The exercise: Output an exact reproduction of the data.
>> begin
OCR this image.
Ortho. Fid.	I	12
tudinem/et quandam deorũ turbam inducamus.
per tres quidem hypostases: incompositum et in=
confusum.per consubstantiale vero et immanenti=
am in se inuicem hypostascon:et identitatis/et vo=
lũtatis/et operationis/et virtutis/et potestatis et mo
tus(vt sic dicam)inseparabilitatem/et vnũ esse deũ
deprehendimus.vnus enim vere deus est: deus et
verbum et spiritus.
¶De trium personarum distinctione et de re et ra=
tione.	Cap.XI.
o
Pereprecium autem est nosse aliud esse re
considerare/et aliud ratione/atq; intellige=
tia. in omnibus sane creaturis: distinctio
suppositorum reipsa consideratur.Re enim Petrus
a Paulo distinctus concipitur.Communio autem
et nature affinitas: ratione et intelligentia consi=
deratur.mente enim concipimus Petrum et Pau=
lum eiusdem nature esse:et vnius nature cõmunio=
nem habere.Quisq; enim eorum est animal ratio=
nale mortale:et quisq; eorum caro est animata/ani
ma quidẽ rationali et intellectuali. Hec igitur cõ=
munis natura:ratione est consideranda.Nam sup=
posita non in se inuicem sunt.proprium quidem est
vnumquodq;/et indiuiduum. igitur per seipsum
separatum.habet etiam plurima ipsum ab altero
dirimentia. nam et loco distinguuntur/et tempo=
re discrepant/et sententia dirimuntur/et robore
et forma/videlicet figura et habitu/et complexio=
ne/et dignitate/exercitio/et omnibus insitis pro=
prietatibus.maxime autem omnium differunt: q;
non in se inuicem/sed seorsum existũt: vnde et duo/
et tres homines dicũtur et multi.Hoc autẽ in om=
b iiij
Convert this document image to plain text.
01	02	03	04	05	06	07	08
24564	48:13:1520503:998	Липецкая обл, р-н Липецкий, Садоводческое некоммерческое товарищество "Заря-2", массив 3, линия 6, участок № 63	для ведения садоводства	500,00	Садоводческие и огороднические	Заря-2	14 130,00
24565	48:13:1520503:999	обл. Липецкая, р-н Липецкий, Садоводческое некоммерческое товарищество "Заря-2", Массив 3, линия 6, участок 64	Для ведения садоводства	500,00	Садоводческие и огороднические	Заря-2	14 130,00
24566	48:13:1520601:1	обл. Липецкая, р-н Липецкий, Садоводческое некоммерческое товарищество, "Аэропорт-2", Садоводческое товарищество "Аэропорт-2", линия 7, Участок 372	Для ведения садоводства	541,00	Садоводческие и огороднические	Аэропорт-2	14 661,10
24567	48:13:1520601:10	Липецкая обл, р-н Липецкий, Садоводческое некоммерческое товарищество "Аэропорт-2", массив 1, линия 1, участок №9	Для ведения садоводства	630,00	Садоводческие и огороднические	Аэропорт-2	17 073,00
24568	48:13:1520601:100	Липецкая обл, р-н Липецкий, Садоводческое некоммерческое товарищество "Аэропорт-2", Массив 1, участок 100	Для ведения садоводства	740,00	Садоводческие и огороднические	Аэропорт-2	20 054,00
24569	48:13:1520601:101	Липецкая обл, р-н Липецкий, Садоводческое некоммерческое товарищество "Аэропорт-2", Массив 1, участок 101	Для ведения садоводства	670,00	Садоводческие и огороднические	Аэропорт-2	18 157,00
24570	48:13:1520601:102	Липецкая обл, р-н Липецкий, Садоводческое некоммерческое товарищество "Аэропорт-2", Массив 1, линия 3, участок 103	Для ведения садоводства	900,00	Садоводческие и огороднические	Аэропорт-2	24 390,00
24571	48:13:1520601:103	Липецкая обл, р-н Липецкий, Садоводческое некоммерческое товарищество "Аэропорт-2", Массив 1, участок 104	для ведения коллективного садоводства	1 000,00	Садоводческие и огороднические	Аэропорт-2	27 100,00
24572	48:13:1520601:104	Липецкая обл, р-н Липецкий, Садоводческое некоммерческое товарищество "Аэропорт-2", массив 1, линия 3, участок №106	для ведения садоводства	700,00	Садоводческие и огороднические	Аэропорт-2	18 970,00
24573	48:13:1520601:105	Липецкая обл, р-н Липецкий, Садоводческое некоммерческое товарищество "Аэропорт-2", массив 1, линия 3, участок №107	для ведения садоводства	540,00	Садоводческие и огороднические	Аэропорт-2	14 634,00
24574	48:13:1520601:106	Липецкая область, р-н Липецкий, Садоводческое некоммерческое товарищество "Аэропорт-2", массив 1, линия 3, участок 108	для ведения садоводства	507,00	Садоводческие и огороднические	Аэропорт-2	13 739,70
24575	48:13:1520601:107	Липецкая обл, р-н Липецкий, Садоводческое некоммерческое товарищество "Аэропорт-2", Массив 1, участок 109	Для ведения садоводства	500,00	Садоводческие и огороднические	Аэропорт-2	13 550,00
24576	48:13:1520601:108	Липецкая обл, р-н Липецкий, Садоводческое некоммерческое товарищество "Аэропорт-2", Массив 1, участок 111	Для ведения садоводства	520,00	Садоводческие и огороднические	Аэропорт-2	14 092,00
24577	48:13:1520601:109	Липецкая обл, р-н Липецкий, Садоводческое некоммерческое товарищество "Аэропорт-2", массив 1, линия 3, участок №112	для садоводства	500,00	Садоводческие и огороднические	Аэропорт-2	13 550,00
>> end
Full answer:
OCR this image.
Ortho. Fid.	I	12
tudinem/et quandam deorũ turbam inducamus.
per tres quidem hypostases: incompositum et in=
confusum.per consubstantiale vero et immanenti=
am in se inuicem hypostascon:et identitatis/et vo=
lũtatis/et operationis/et virtutis/et potestatis et mo
tus(vt sic dicam)inseparabilitatem/et vnũ esse deũ
deprehendimus.vnus enim vere deus est: deus et
verbum et spiritus.
¶De trium personarum distinctione et de re et ra=
tione.	Cap.XI.
o
Pereprecium autem est nosse aliud esse re
considerare/et aliud ratione/atq; intellige=
tia. in omnibus sane creaturis: distinctio
suppositorum reipsa consideratur.Re enim Petrus
a Paulo distinctus concipitur.Communio autem
et nature affinitas: ratione et intelligentia consi=
deratur.mente enim concipimus Petrum et Pau=
lum eiusdem nature esse:et vnius nature cõmunio=
nem habere.Quisq; enim eorum est animal ratio=
nale mortale:et quisq; eorum caro est animata/ani
ma quidẽ rationali et intellectuali. Hec igitur cõ=
munis natura:ratione est consideranda.Nam sup=
posita non in se inuicem sunt.proprium quidem est
vnumquodq;/et indiuiduum. igitur per seipsum
separatum.habet etiam plurima ipsum ab altero
dirimentia. nam et loco distinguuntur/et tempo=
re discrepant/et sententia dirimuntur/et robore
et forma/videlicet figura et habitu/et complexio=
ne/et dignitate/exercitio/et omnibus insitis pro=
prietatibus.maxime autem omnium differunt: q;
non in se inuicem/sed seorsum existũt: vnde et duo/
et tres homines dicũtur et multi.Hoc autẽ in om=
b iiij
Convert this document image to plain text.
01	02	03	04	05	06	07	08
24564	48:13:1520503:998	Липецкая обл, р-н Липецкий, Садоводческое некоммерческое товарищество "Заря-2", массив 3, линия 6, участок № 63	для ведения садоводства	500,00	Садоводческие и огороднические	Заря-2	14 130,00
24565	48:13:1520503:999	обл. Липецкая, р-н Липецкий, Садоводческое некоммерческое товарищество "Заря-2", Массив 3, линия 6, участок 64	Для ведения садоводства	500,00	Садоводческие и огороднические	Заря-2	14 130,00
24566	48:13:1520601:1	обл. Липецкая, р-н Липецкий, Садоводческое некоммерческое товарищество, "Аэропорт-2", Садоводческое товарищество "Аэропорт-2", линия 7, Участок 372	Для ведения садоводства	541,00	Садоводческие и огороднические	Аэропорт-2	14 661,10
24567	48:13:1520601:10	Липецкая обл, р-н Липецкий, Садоводческое некоммерческое товарищество "Аэропорт-2", массив 1, линия 1, участок №9	Для ведения садоводства	630,00	Садоводческие и огороднические	Аэропорт-2	17 073,00
24568	48:13:1520601:100	Липецкая обл, р-н Липецкий, Садоводческое некоммерческое товарищество "Аэропорт-2", Массив 1, участок 100	Для ведения садоводства	740,00	Садоводческие и огороднические	Аэропорт-2	20 054,00
24569	48:13:1520601:101	Липецкая обл, р-н Липецкий, Садоводческое некоммерческое товарищество "Аэропорт-2", Массив 1, участок 101	Для ведения садоводства	670,00	Садоводческие и огороднические	Аэропорт-2	18 157,00
24570	48:13:1520601:102	Липецкая обл, р-н Липецкий, Садоводческое некоммерческое товарищество "Аэропорт-2", Массив 1, линия 3, участок 103	Для ведения садоводства	900,00	Садоводческие и огороднические	Аэропорт-2	24 390,00
24571	48:13:1520601:103	Липецкая обл, р-н Липецкий, Садоводческое некоммерческое товарищество "Аэропорт-2", Массив 1, участок 104	для ведения коллективного садоводства	1 000,00	Садоводческие и огороднические	Аэропорт-2	27 100,00
24572	48:13:1520601:104	Липецкая обл, р-н Липецкий, Садоводческое некоммерческое товарищество "Аэропорт-2", массив 1, линия 3, участок №106	для ведения садоводства	700,00	Садоводческие и огороднические	Аэропорт-2	18 970,00
24573	48:13:1520601:105	Липецкая обл, р-н Липецкий, Садоводческое некоммерческое товарищество "Аэропорт-2", массив 1, линия 3, участок №107	для ведения садоводства	540,00	Садоводческие и огороднические	Аэропорт-2	14 634,00
24574	48:13:1520601:106	Липецкая область, р-н Липецкий, Садоводческое некоммерческое товарищество "Аэропорт-2", массив 1, линия 3, участок 108	для ведения садоводства	507,00	Садоводческие и огороднические	Аэропорт-2	13 739,70
24575	48:13:1520601:107	Липецкая обл, р-н Липецкий, Садоводческое некоммерческое товарищество "Аэропорт-2", Массив 1, участок 109	Для ведения садоводства	500,00	Садоводческие и огороднические	Аэропорт-2	13 550,00
24576	48:13:1520601:108	Липецкая обл, р-н Липецкий, Садоводческое некоммерческое товарищество "Аэропорт-2", Массив 1, участок 111	Для ведения садоводства	520,00	Садоводческие и огороднические	Аэропорт-2	14 092,00
24577	48:13:1520601:109	Липецкая обл, р-н Липецкий, Садоводческое некоммерческое товарищество "Аэропорт-2", массив 1, линия 3, участок №112	для садоводства	500,00	Садоводческие и огороднические	Аэропорт-2	13 550,00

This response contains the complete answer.